You could use this numpy/scipy implementation of natural cubic smoothing spline for univariate/multivariate data smoothing. Smoothing parameter should be in range [0.0, 1.0]. If we use smoothing parameter equal to 1.0 we get natural cubic spline interpolant without data smoothing. Also the implementation supports vectorization for univariate data.
Univariate example:
import numpy as np
import matplotlib.pyplot as plt
import csaps
np.random.seed(1234)
x = np.linspace(-5., 5., 25)
y = np.exp(-(x/2.5)**2) + (np.random.rand(25) - 0.2) * 0.3
sp = csaps.UnivariateCubicSmoothingSpline(x, y, smooth=0.85)
xs = np.linspace(x[0], x[-1], 150)
ys = sp(xs)
plt.plot(x, y, 'o', xs, ys, '-')
plt.show()
Bivariate example:
import numpy as np
import matplotlib.pyplot as plt
from mpl_toolkits.mplot3d import Axes3D
import csaps
xdata = [np.linspace(-3, 3, 61), np.linspace(-3.5, 3.5, 51)]
i, j = np.meshgrid(*xdata, indexing='ij')
ydata = (3 * (1 - j)**2. * np.exp(-(j**2) - (i + 1)**2)
- 10 * (j / 5 - j**3 - i**5) * np.exp(-j**2 - i**2)
- 1 / 3 * np.exp(-(j + 1)**2 - i**2))
np.random.seed(12345)
noisy = ydata + (np.random.randn(*ydata.shape) * 0.75)
sp = csaps.MultivariateCubicSmoothingSpline(xdata, noisy, smooth=0.988)
ysmth = sp(xdata)
fig = plt.figure()
ax = fig.add_subplot(111, projection='3d')
ax.plot_wireframe(j, i, noisy, linewidths=0.5, color='r')
ax.scatter(j, i, noisy, s=5, c='r')
ax.plot_surface(j, i, ysmth, linewidth=0, alpha=1.0)
plt.show()

The python package patsy has functions for generating spline bases, including a natural cubic spline basis. Described in the documentation.
Any library can then be used for fitting a model, e.g. scikit-learn or statsmodels.
The df parameter for cr() can be used to control the "smoothness"
Note that too low df can result to underfit (see below).
A simple example using scikit-learn.
import numpy as np
from sklearn.linear_model import LinearRegression
from patsy import cr
import matplotlib.pyplot as plt
n_obs = 600
np.random.seed(0)
x = np.linspace(-3, 3, n_obs)
y = 1 / (x ** 2 + 1) * np.cos(np.pi * x) + np.random.normal(0, 0.2, size=n_obs)
def plot_smoothed(df=5):
# Generate spline basis with different degrees of freedom
x_basis = cr(x, df=df, constraints="center")
# Fit model to the data
model = LinearRegression().fit(x_basis, y)
# Get estimates
y_hat = model.predict(x_basis)
plt.plot(x, y_hat, label=f"df={df}")
plt.scatter(x, y, s=4, color="tab:blue")

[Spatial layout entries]
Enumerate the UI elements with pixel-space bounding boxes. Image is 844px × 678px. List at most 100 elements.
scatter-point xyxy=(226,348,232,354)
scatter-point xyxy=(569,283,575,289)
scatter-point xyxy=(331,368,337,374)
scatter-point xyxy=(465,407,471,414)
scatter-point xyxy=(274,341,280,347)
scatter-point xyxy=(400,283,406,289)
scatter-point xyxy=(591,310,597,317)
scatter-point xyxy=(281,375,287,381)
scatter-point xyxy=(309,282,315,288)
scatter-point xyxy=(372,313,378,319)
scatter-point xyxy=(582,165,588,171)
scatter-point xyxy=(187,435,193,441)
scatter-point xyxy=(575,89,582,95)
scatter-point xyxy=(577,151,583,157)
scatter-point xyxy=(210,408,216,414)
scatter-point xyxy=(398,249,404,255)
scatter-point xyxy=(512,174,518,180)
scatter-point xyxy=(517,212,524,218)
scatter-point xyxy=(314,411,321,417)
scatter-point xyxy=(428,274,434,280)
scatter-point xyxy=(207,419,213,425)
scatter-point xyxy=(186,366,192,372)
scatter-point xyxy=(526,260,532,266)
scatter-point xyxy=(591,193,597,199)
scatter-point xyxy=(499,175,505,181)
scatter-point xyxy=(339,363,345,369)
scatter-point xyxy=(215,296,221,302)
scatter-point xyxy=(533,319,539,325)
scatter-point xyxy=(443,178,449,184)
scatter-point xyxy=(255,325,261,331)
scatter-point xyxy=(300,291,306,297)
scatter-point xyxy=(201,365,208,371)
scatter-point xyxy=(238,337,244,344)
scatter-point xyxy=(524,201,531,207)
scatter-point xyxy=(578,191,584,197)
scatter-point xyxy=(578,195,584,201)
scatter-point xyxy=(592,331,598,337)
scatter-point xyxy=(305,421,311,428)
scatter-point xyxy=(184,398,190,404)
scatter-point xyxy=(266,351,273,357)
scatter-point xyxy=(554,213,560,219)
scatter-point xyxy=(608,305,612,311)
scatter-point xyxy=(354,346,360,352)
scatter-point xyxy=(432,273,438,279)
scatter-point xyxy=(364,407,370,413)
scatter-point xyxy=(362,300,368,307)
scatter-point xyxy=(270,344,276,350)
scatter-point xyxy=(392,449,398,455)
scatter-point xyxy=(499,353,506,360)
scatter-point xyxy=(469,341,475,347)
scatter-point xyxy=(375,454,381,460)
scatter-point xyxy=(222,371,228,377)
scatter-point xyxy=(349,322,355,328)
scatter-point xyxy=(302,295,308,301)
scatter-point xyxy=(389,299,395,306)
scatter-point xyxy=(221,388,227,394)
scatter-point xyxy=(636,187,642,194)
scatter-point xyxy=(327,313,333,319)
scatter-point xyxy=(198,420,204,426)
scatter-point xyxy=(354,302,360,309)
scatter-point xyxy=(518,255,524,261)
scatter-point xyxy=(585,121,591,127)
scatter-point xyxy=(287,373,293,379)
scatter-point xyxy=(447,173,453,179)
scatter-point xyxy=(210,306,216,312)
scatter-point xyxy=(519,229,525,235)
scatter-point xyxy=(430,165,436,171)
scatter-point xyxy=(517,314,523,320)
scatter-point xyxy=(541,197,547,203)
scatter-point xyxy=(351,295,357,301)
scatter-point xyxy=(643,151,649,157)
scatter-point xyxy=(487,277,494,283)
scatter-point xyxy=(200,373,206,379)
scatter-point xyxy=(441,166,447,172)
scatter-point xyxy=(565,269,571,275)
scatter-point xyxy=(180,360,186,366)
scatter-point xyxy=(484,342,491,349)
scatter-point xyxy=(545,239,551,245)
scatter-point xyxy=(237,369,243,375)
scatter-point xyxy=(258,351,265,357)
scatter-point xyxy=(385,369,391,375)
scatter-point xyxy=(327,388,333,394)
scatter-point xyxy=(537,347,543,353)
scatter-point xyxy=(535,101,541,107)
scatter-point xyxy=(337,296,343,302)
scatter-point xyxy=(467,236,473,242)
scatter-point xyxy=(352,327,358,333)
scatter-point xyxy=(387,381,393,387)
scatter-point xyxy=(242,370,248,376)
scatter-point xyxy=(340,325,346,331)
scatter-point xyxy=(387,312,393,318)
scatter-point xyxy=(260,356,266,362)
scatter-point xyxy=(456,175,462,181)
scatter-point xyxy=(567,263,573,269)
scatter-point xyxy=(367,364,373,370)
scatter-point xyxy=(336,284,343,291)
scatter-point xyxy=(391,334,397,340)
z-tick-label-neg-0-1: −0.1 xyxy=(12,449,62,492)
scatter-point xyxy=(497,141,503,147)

◆ **JOB 1**:
In the spline smoothing thread, which smoothing parameter value gives a natural cubic spline interpolant with no data smoothing?
◆ **JOB 2**:
List every seed value passed to np.random.seed in the spline smoothing thread.

◆ **WRITTEN RESPONSE 1**:
1.0

◆ **WRITTEN RESPONSE 2**:
1234, 12345, 0